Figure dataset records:
______________________________
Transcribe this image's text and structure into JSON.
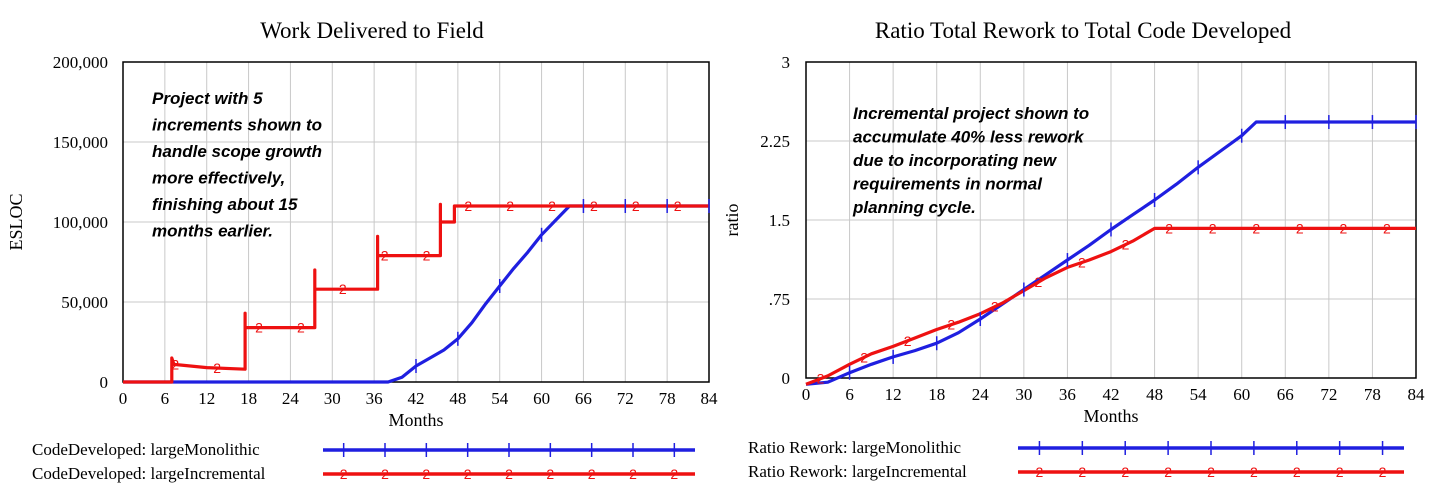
{
  "colors": {
    "monolithic": "#1f1fe0",
    "incremental": "#ee1111",
    "grid": "#c8c8c8"
  },
  "chart_data": [
    {
      "type": "line",
      "title": "Work Delivered to Field",
      "xlabel": "Months",
      "ylabel": "ESLOC",
      "xlim": [
        0,
        84
      ],
      "ylim": [
        0,
        200000
      ],
      "xticks": [
        "0",
        "6",
        "12",
        "18",
        "24",
        "30",
        "36",
        "42",
        "48",
        "54",
        "60",
        "66",
        "72",
        "78",
        "84"
      ],
      "yticks": [
        "0",
        "50,000",
        "100,000",
        "150,000",
        "200,000"
      ],
      "grid": true,
      "legend_position": "bottom",
      "annotation": [
        "Project with 5",
        "increments shown to",
        "handle scope growth",
        "more effectively,",
        "finishing about 15",
        "months earlier."
      ],
      "series": [
        {
          "name": "CodeDeveloped: largeMonolithic",
          "marker": "1",
          "x": [
            0,
            38,
            40,
            42,
            44,
            46,
            48,
            50,
            52,
            54,
            56,
            58,
            60,
            62,
            64,
            84
          ],
          "y": [
            0,
            0,
            3000,
            10000,
            15000,
            20000,
            27000,
            37000,
            49000,
            60000,
            71000,
            81000,
            92000,
            101000,
            110000,
            110000
          ]
        },
        {
          "name": "CodeDeveloped: largeIncremental",
          "marker": "2",
          "x": [
            0,
            7,
            7,
            7.3,
            12,
            17.5,
            17.5,
            17.5,
            17.7,
            27.5,
            27.5,
            27.5,
            27.7,
            36.5,
            36.5,
            36.5,
            36.7,
            45.5,
            45.5,
            45.5,
            45.7,
            47.5,
            47.5,
            84
          ],
          "y": [
            0,
            0,
            15000,
            11000,
            9000,
            8000,
            43000,
            34000,
            34000,
            34000,
            70000,
            58000,
            58000,
            58000,
            91000,
            79000,
            79000,
            79000,
            111000,
            100000,
            100000,
            100000,
            110000,
            110000
          ]
        }
      ]
    },
    {
      "type": "line",
      "title": "Ratio Total Rework to Total Code Developed",
      "xlabel": "Months",
      "ylabel": "ratio",
      "xlim": [
        0,
        84
      ],
      "ylim": [
        0,
        3
      ],
      "xticks": [
        "0",
        "6",
        "12",
        "18",
        "24",
        "30",
        "36",
        "42",
        "48",
        "54",
        "60",
        "66",
        "72",
        "78",
        "84"
      ],
      "yticks": [
        "0",
        ".75",
        "1.5",
        "2.25",
        "3"
      ],
      "grid": true,
      "legend_position": "bottom",
      "annotation": [
        "Incremental project shown to",
        "accumulate 40% less rework",
        "due to incorporating new",
        "requirements in normal",
        "planning cycle."
      ],
      "series": [
        {
          "name": "Ratio Rework: largeMonolithic",
          "marker": "1",
          "x": [
            0,
            3,
            6,
            9,
            12,
            15,
            18,
            21,
            24,
            27,
            30,
            33,
            36,
            39,
            42,
            45,
            48,
            51,
            54,
            57,
            60,
            62,
            84
          ],
          "y": [
            -0.06,
            -0.04,
            0.05,
            0.13,
            0.2,
            0.26,
            0.33,
            0.43,
            0.56,
            0.7,
            0.84,
            0.98,
            1.12,
            1.26,
            1.41,
            1.55,
            1.69,
            1.84,
            2.0,
            2.15,
            2.3,
            2.43,
            2.43
          ]
        },
        {
          "name": "Ratio Rework: largeIncremental",
          "marker": "2",
          "x": [
            0,
            3,
            6,
            9,
            12,
            15,
            18,
            21,
            24,
            27,
            30,
            33,
            36,
            39,
            42,
            45,
            48,
            84
          ],
          "y": [
            -0.06,
            0.02,
            0.13,
            0.23,
            0.3,
            0.38,
            0.46,
            0.53,
            0.61,
            0.71,
            0.83,
            0.95,
            1.05,
            1.12,
            1.2,
            1.3,
            1.42,
            1.42
          ]
        }
      ]
    }
  ]
}
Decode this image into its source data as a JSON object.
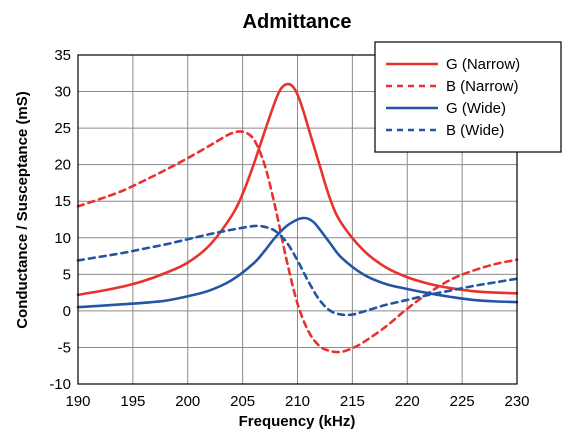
______________________________
* _Task description_: Every record above must be given again exactly; drop the pictures.

* _Output for this exercise_:
Transcribe this image's text and structure into JSON.
{
  "colors": {
    "monolithic": "#1f1fe0",
    "incremental": "#ee1111",
    "grid": "#c8c8c8"
  },
  "chart_data": [
    {
      "type": "line",
      "title": "Work Delivered to Field",
      "xlabel": "Months",
      "ylabel": "ESLOC",
      "xlim": [
        0,
        84
      ],
      "ylim": [
        0,
        200000
      ],
      "xticks": [
        "0",
        "6",
        "12",
        "18",
        "24",
        "30",
        "36",
        "42",
        "48",
        "54",
        "60",
        "66",
        "72",
        "78",
        "84"
      ],
      "yticks": [
        "0",
        "50,000",
        "100,000",
        "150,000",
        "200,000"
      ],
      "grid": true,
      "legend_position": "bottom",
      "annotation": [
        "Project with 5",
        "increments shown to",
        "handle scope growth",
        "more effectively,",
        "finishing about 15",
        "months earlier."
      ],
      "series": [
        {
          "name": "CodeDeveloped: largeMonolithic",
          "marker": "1",
          "x": [
            0,
            38,
            40,
            42,
            44,
            46,
            48,
            50,
            52,
            54,
            56,
            58,
            60,
            62,
            64,
            84
          ],
          "y": [
            0,
            0,
            3000,
            10000,
            15000,
            20000,
            27000,
            37000,
            49000,
            60000,
            71000,
            81000,
            92000,
            101000,
            110000,
            110000
          ]
        },
        {
          "name": "CodeDeveloped: largeIncremental",
          "marker": "2",
          "x": [
            0,
            7,
            7,
            7.3,
            12,
            17.5,
            17.5,
            17.5,
            17.7,
            27.5,
            27.5,
            27.5,
            27.7,
            36.5,
            36.5,
            36.5,
            36.7,
            45.5,
            45.5,
            45.5,
            45.7,
            47.5,
            47.5,
            84
          ],
          "y": [
            0,
            0,
            15000,
            11000,
            9000,
            8000,
            43000,
            34000,
            34000,
            34000,
            70000,
            58000,
            58000,
            58000,
            91000,
            79000,
            79000,
            79000,
            111000,
            100000,
            100000,
            100000,
            110000,
            110000
          ]
        }
      ]
    },
    {
      "type": "line",
      "title": "Ratio Total Rework to Total Code Developed",
      "xlabel": "Months",
      "ylabel": "ratio",
      "xlim": [
        0,
        84
      ],
      "ylim": [
        0,
        3
      ],
      "xticks": [
        "0",
        "6",
        "12",
        "18",
        "24",
        "30",
        "36",
        "42",
        "48",
        "54",
        "60",
        "66",
        "72",
        "78",
        "84"
      ],
      "yticks": [
        "0",
        ".75",
        "1.5",
        "2.25",
        "3"
      ],
      "grid": true,
      "legend_position": "bottom",
      "annotation": [
        "Incremental project shown to",
        "accumulate 40% less rework",
        "due to incorporating new",
        "requirements in normal",
        "planning cycle."
      ],
      "series": [
        {
          "name": "Ratio Rework: largeMonolithic",
          "marker": "1",
          "x": [
            0,
            3,
            6,
            9,
            12,
            15,
            18,
            21,
            24,
            27,
            30,
            33,
            36,
            39,
            42,
            45,
            48,
            51,
            54,
            57,
            60,
            62,
            84
          ],
          "y": [
            -0.06,
            -0.04,
            0.05,
            0.13,
            0.2,
            0.26,
            0.33,
            0.43,
            0.56,
            0.7,
            0.84,
            0.98,
            1.12,
            1.26,
            1.41,
            1.55,
            1.69,
            1.84,
            2.0,
            2.15,
            2.3,
            2.43,
            2.43
          ]
        },
        {
          "name": "Ratio Rework: largeIncremental",
          "marker": "2",
          "x": [
            0,
            3,
            6,
            9,
            12,
            15,
            18,
            21,
            24,
            27,
            30,
            33,
            36,
            39,
            42,
            45,
            48,
            84
          ],
          "y": [
            -0.06,
            0.02,
            0.13,
            0.23,
            0.3,
            0.38,
            0.46,
            0.53,
            0.61,
            0.71,
            0.83,
            0.95,
            1.05,
            1.12,
            1.2,
            1.3,
            1.42,
            1.42
          ]
        }
      ]
    }
  ]
}
Decode this image into its source data as a JSON object.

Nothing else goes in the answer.